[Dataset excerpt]
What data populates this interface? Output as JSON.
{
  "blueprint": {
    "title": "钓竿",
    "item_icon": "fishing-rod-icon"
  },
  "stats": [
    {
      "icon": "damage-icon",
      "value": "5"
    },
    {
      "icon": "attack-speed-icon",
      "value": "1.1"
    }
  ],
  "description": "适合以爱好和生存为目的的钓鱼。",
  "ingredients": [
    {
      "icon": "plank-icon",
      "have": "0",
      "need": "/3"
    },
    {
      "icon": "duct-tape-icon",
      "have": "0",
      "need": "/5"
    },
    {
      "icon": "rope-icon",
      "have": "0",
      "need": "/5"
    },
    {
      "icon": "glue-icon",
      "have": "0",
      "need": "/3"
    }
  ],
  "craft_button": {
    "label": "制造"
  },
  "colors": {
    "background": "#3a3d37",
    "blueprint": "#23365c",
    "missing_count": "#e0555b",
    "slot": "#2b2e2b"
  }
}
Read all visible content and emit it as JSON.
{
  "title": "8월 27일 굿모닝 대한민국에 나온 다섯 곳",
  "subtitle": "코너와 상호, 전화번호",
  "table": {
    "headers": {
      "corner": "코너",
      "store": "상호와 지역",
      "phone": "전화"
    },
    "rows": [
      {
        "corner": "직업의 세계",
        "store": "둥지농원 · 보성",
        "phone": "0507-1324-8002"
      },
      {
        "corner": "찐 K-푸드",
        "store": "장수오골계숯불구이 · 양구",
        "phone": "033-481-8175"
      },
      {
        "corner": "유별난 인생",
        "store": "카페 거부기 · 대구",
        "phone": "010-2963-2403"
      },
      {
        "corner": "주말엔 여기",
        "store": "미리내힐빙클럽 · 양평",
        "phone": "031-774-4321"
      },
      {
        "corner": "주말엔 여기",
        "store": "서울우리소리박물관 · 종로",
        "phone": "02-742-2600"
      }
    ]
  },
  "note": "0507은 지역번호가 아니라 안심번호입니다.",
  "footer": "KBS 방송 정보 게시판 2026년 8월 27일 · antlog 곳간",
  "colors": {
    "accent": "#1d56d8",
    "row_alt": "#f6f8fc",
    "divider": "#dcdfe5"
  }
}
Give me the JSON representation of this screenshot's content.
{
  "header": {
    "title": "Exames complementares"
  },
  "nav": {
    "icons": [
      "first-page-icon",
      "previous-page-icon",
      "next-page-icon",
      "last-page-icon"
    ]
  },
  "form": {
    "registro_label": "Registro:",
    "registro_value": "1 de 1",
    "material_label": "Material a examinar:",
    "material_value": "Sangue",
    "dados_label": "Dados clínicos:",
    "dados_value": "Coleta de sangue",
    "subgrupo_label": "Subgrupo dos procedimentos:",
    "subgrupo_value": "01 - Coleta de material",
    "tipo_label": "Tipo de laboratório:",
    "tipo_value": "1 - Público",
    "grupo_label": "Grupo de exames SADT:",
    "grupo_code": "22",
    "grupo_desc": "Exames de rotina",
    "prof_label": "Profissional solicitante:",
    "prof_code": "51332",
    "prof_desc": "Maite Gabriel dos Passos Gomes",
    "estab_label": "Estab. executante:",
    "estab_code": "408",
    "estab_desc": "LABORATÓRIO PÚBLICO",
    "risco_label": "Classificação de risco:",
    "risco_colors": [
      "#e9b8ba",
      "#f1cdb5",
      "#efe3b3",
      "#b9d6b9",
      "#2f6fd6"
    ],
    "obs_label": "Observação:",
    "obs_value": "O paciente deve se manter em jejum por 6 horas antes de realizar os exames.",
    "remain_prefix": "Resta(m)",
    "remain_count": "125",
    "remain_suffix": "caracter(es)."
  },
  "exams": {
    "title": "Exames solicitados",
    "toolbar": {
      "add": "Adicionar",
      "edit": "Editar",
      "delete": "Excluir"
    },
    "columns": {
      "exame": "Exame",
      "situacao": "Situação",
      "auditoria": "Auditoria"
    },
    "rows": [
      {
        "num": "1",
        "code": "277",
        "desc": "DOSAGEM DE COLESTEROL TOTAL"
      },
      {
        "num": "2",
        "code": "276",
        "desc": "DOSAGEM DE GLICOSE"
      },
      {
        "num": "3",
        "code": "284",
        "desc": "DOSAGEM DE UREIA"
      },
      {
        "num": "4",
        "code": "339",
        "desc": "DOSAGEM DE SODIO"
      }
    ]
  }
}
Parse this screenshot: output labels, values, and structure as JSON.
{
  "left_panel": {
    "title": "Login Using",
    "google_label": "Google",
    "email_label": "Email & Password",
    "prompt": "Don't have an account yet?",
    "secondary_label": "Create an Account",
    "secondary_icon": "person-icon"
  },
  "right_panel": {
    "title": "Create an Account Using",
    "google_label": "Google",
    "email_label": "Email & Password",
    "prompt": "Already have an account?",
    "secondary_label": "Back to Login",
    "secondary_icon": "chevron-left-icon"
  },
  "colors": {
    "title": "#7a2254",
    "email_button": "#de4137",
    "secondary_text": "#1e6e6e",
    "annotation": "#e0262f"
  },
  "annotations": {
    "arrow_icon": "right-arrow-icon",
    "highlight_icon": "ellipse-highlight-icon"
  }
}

_TASK DESCRIPTION_
Collect each line of the entries that has the word "phone", copying it in full.

_ANSWER_
      "phone": "전화"
        "phone": "0507-1324-8002"
        "phone": "033-481-8175"
        "phone": "010-2963-2403"
        "phone": "031-774-4321"
        "phone": "02-742-2600"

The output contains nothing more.